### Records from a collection
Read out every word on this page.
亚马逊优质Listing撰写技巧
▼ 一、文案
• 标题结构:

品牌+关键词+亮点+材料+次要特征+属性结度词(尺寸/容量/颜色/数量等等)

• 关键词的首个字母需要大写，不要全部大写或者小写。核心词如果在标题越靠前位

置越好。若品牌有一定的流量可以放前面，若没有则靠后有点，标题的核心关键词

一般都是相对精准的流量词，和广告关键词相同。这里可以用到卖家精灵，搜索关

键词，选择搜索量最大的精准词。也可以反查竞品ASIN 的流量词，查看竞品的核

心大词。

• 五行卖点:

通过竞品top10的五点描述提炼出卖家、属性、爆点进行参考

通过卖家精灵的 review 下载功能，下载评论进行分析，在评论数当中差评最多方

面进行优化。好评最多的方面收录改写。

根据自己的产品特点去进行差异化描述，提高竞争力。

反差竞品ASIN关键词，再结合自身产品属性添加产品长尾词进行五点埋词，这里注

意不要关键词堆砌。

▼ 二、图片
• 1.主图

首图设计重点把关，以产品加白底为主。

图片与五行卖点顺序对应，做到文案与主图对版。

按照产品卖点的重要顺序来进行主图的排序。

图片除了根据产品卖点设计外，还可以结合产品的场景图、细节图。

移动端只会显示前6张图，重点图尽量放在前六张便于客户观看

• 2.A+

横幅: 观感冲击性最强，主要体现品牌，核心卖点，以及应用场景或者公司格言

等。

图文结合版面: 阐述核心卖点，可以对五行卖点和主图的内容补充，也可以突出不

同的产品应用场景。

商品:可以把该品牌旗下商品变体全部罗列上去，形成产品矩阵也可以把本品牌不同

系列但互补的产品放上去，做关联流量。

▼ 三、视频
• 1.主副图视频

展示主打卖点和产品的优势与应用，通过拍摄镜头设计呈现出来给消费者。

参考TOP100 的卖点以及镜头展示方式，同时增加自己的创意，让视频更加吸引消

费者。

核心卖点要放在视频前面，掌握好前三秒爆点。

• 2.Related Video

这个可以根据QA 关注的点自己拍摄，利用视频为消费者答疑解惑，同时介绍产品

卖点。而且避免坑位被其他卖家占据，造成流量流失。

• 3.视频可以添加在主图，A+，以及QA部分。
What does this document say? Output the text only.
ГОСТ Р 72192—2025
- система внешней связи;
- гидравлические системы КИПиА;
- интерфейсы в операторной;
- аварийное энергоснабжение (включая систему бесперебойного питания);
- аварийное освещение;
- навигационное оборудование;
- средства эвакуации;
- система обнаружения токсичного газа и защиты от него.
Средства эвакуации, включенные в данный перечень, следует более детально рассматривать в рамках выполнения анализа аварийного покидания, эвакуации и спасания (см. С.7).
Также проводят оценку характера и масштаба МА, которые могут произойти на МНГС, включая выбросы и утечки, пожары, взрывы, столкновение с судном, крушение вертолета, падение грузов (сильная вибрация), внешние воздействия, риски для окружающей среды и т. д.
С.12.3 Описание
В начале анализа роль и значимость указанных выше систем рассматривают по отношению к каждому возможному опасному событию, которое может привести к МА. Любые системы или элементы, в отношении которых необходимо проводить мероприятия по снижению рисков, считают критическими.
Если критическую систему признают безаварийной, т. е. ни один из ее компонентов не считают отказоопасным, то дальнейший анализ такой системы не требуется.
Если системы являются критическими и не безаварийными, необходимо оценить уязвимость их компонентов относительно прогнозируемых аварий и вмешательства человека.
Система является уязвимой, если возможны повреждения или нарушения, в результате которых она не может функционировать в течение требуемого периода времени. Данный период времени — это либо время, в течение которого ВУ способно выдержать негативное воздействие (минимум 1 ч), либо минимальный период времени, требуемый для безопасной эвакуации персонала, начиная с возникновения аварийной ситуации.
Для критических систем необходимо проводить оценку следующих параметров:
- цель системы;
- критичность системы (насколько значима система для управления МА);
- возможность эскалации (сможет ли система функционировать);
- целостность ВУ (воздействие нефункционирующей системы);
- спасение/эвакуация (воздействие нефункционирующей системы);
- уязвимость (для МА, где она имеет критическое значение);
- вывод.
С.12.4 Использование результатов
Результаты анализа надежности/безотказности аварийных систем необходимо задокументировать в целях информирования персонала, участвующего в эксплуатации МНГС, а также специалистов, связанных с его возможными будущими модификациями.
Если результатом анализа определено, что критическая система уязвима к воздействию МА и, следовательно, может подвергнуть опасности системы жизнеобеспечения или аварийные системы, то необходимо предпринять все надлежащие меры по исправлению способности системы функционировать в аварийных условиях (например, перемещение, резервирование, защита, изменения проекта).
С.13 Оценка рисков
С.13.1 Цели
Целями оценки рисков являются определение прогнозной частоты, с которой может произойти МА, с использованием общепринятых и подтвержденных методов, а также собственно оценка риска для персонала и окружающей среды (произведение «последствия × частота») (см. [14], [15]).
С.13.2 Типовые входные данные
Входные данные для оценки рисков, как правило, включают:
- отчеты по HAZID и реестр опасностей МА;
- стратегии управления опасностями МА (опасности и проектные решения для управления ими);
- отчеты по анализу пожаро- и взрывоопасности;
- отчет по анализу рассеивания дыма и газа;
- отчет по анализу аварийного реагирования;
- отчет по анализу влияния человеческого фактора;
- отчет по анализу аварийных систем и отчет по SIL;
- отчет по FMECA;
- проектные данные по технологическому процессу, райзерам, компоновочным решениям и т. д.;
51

### GIVEN REQUEST
Produce a verbatim transcription of the entries above.

### COMPLETE ANSWER
Read out every word on this page.
亚马逊优质Listing撰写技巧
▼ 一、文案
• 标题结构:

品牌+关键词+亮点+材料+次要特征+属性结度词(尺寸/容量/颜色/数量等等)

• 关键词的首个字母需要大写，不要全部大写或者小写。核心词如果在标题越靠前位

置越好。若品牌有一定的流量可以放前面，若没有则靠后有点，标题的核心关键词

一般都是相对精准的流量词，和广告关键词相同。这里可以用到卖家精灵，搜索关

键词，选择搜索量最大的精准词。也可以反查竞品ASIN 的流量词，查看竞品的核

心大词。

• 五行卖点:

通过竞品top10的五点描述提炼出卖家、属性、爆点进行参考

通过卖家精灵的 review 下载功能，下载评论进行分析，在评论数当中差评最多方

面进行优化。好评最多的方面收录改写。

根据自己的产品特点去进行差异化描述，提高竞争力。

反差竞品ASIN关键词，再结合自身产品属性添加产品长尾词进行五点埋词，这里注

意不要关键词堆砌。

▼ 二、图片
• 1.主图

首图设计重点把关，以产品加白底为主。

图片与五行卖点顺序对应，做到文案与主图对版。

按照产品卖点的重要顺序来进行主图的排序。

图片除了根据产品卖点设计外，还可以结合产品的场景图、细节图。

移动端只会显示前6张图，重点图尽量放在前六张便于客户观看

• 2.A+

横幅: 观感冲击性最强，主要体现品牌，核心卖点，以及应用场景或者公司格言

等。

图文结合版面: 阐述核心卖点，可以对五行卖点和主图的内容补充，也可以突出不

同的产品应用场景。

商品:可以把该品牌旗下商品变体全部罗列上去，形成产品矩阵也可以把本品牌不同

系列但互补的产品放上去，做关联流量。

▼ 三、视频
• 1.主副图视频

展示主打卖点和产品的优势与应用，通过拍摄镜头设计呈现出来给消费者。

参考TOP100 的卖点以及镜头展示方式，同时增加自己的创意，让视频更加吸引消

费者。

核心卖点要放在视频前面，掌握好前三秒爆点。

• 2.Related Video

这个可以根据QA 关注的点自己拍摄，利用视频为消费者答疑解惑，同时介绍产品

卖点。而且避免坑位被其他卖家占据，造成流量流失。

• 3.视频可以添加在主图，A+，以及QA部分。
What does this document say? Output the text only.
ГОСТ Р 72192—2025
- система внешней связи;
- гидравлические системы КИПиА;
- интерфейсы в операторной;
- аварийное энергоснабжение (включая систему бесперебойного питания);
- аварийное освещение;
- навигационное оборудование;
- средства эвакуации;
- система обнаружения токсичного газа и защиты от него.
Средства эвакуации, включенные в данный перечень, следует более детально рассматривать в рамках выполнения анализа аварийного покидания, эвакуации и спасания (см. С.7).
Также проводят оценку характера и масштаба МА, которые могут произойти на МНГС, включая выбросы и утечки, пожары, взрывы, столкновение с судном, крушение вертолета, падение грузов (сильная вибрация), внешние воздействия, риски для окружающей среды и т. д.
С.12.3 Описание
В начале анализа роль и значимость указанных выше систем рассматривают по отношению к каждому возможному опасному событию, которое может привести к МА. Любые системы или элементы, в отношении которых необходимо проводить мероприятия по снижению рисков, считают критическими.
Если критическую систему признают безаварийной, т. е. ни один из ее компонентов не считают отказоопасным, то дальнейший анализ такой системы не требуется.
Если системы являются критическими и не безаварийными, необходимо оценить уязвимость их компонентов относительно прогнозируемых аварий и вмешательства человека.
Система является уязвимой, если возможны повреждения или нарушения, в результате которых она не может функционировать в течение требуемого периода времени. Данный период времени — это либо время, в течение которого ВУ способно выдержать негативное воздействие (минимум 1 ч), либо минимальный период времени, требуемый для безопасной эвакуации персонала, начиная с возникновения аварийной ситуации.
Для критических систем необходимо проводить оценку следующих параметров:
- цель системы;
- критичность системы (насколько значима система для управления МА);
- возможность эскалации (сможет ли система функционировать);
- целостность ВУ (воздействие нефункционирующей системы);
- спасение/эвакуация (воздействие нефункционирующей системы);
- уязвимость (для МА, где она имеет критическое значение);
- вывод.
С.12.4 Использование результатов
Результаты анализа надежности/безотказности аварийных систем необходимо задокументировать в целях информирования персонала, участвующего в эксплуатации МНГС, а также специалистов, связанных с его возможными будущими модификациями.
Если результатом анализа определено, что критическая система уязвима к воздействию МА и, следовательно, может подвергнуть опасности системы жизнеобеспечения или аварийные системы, то необходимо предпринять все надлежащие меры по исправлению способности системы функционировать в аварийных условиях (например, перемещение, резервирование, защита, изменения проекта).
С.13 Оценка рисков
С.13.1 Цели
Целями оценки рисков являются определение прогнозной частоты, с которой может произойти МА, с использованием общепринятых и подтвержденных методов, а также собственно оценка риска для персонала и окружающей среды (произведение «последствия × частота») (см. [14], [15]).
С.13.2 Типовые входные данные
Входные данные для оценки рисков, как правило, включают:
- отчеты по HAZID и реестр опасностей МА;
- стратегии управления опасностями МА (опасности и проектные решения для управления ими);
- отчеты по анализу пожаро- и взрывоопасности;
- отчет по анализу рассеивания дыма и газа;
- отчет по анализу аварийного реагирования;
- отчет по анализу влияния человеческого фактора;
- отчет по анализу аварийных систем и отчет по SIL;
- отчет по FMECA;
- проектные данные по технологическому процессу, райзерам, компоновочным решениям и т. д.;
51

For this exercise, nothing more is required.